#### REQUEST:
Keep only those lines of the records that include the string "JSON".

[Dataset excerpt]
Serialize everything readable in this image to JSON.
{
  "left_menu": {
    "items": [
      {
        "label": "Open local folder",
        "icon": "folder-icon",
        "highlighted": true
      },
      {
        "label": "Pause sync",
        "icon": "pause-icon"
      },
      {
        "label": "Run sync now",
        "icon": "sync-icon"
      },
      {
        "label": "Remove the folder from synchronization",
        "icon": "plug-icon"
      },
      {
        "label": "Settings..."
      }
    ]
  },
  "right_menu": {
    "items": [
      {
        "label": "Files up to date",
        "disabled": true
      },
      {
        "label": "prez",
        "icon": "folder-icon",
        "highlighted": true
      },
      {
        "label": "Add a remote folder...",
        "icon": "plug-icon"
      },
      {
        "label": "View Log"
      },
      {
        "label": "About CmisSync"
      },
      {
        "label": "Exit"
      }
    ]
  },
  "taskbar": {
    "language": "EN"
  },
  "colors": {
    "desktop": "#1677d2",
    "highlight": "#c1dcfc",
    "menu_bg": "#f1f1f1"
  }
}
==
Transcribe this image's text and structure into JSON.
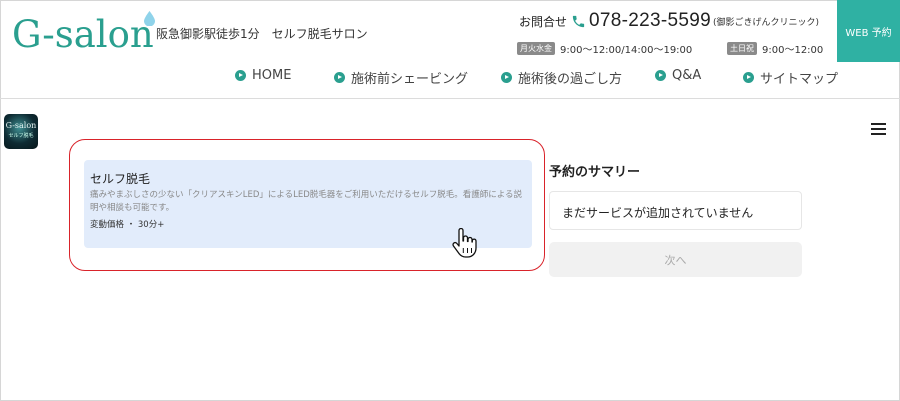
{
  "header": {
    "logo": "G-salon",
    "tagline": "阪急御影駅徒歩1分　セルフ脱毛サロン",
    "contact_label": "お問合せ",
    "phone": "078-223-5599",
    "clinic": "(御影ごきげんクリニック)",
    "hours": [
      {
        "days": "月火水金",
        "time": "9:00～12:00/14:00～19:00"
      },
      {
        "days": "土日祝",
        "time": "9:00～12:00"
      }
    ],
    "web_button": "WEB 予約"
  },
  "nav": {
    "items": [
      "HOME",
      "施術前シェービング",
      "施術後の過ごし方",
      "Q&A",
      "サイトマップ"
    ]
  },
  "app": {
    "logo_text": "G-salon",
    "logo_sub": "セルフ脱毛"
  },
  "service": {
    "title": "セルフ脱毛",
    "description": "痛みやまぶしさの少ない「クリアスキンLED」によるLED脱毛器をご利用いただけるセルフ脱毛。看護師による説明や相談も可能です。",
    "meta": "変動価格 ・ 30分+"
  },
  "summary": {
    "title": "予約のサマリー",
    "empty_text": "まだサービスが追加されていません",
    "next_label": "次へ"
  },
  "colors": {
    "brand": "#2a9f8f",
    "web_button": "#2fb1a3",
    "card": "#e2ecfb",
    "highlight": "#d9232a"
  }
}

#### FINAL RESULT:
Serialize everything readable in this image to JSON.
Transcribe this image's text and structure into JSON.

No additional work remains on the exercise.